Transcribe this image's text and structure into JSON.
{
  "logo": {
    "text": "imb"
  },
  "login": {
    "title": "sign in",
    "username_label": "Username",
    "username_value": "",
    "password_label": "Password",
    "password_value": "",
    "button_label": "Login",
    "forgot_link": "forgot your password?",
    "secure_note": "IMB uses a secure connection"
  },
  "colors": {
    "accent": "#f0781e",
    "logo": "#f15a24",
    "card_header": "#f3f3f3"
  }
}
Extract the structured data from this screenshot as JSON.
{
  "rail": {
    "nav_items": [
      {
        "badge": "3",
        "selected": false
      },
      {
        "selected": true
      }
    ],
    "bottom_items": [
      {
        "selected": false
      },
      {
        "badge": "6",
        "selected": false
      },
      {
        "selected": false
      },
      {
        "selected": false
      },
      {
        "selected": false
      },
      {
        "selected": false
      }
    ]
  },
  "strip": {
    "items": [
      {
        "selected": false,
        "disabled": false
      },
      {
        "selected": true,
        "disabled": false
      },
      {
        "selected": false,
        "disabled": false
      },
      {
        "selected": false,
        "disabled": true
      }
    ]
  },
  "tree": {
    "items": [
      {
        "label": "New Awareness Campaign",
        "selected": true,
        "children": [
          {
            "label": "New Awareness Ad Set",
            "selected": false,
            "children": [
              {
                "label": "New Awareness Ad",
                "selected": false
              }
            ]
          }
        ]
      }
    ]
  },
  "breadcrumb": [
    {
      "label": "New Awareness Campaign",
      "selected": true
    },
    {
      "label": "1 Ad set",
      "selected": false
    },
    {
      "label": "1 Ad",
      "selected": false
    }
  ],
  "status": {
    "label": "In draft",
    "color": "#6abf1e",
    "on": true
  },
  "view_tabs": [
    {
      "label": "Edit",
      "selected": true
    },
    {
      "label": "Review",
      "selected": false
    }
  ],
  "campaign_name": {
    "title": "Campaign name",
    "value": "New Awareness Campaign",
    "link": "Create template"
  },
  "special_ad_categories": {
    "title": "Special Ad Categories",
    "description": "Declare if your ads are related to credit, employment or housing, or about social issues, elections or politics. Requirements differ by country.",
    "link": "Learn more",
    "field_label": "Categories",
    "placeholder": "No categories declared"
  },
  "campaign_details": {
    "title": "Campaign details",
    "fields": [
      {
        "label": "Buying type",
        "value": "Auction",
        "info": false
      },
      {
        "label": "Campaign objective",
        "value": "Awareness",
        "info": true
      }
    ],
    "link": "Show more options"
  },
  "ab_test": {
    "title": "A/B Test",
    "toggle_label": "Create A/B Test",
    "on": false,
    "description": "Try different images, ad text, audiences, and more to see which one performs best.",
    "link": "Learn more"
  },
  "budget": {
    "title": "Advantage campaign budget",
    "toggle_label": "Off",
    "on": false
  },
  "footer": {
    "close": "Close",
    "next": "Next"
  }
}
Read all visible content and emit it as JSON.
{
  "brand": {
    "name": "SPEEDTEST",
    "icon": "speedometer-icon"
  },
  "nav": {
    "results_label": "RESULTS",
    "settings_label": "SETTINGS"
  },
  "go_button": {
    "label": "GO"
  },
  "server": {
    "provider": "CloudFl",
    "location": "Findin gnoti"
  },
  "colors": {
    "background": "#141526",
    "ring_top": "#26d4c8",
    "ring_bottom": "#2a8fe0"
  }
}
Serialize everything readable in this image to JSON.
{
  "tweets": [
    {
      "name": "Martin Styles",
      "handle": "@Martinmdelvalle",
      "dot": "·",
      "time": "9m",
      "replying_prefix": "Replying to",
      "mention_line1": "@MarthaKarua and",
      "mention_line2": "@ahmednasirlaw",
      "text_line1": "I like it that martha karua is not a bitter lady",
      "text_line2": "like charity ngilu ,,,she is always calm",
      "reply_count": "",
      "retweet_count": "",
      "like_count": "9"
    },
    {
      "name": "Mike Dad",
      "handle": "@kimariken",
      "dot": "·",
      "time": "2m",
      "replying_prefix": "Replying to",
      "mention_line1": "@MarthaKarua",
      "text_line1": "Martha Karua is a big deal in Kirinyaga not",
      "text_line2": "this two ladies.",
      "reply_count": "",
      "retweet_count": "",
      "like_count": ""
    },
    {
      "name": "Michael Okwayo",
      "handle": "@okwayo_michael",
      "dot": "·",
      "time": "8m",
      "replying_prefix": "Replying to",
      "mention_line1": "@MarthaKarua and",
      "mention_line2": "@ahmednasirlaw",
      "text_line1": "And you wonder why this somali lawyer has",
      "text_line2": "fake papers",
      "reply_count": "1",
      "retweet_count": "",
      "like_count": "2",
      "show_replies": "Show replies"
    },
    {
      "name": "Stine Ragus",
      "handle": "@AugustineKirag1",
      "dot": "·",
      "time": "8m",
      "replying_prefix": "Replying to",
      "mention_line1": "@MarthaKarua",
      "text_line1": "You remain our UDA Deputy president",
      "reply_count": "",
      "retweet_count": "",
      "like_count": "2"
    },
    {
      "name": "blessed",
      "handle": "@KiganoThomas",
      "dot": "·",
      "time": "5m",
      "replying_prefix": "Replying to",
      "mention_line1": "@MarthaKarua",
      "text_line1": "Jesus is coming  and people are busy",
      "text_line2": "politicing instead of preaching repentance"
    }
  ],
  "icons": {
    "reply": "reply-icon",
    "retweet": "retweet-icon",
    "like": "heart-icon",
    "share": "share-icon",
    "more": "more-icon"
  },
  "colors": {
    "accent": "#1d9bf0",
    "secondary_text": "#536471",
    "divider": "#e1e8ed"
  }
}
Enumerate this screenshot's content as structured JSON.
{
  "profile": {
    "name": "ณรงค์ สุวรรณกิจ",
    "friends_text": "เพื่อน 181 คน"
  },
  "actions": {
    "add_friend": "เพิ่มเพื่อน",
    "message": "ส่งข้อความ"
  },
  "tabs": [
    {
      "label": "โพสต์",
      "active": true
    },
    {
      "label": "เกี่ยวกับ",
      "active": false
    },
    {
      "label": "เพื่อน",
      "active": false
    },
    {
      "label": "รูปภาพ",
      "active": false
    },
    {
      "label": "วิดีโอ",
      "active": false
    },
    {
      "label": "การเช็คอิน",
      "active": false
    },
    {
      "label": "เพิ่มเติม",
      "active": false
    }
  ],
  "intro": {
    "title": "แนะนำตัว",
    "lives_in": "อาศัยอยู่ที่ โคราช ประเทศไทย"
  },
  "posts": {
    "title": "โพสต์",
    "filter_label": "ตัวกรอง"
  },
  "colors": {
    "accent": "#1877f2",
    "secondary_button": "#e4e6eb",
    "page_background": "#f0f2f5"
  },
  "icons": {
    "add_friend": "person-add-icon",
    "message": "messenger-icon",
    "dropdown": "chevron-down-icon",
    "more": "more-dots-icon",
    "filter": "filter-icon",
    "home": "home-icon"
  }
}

◆ WRITTEN REQUEST: Select every line of the records holding the string "this".

◆ THE RESPONSE:
Transcribe this image's text and structure into JSON.
Extract the structured data from this screenshot as JSON.
Serialize everything readable in this image to JSON.
      "text_line2": "this two ladies.",
      "text_line1": "And you wonder why this somali lawyer has",
Enumerate this screenshot's content as structured JSON.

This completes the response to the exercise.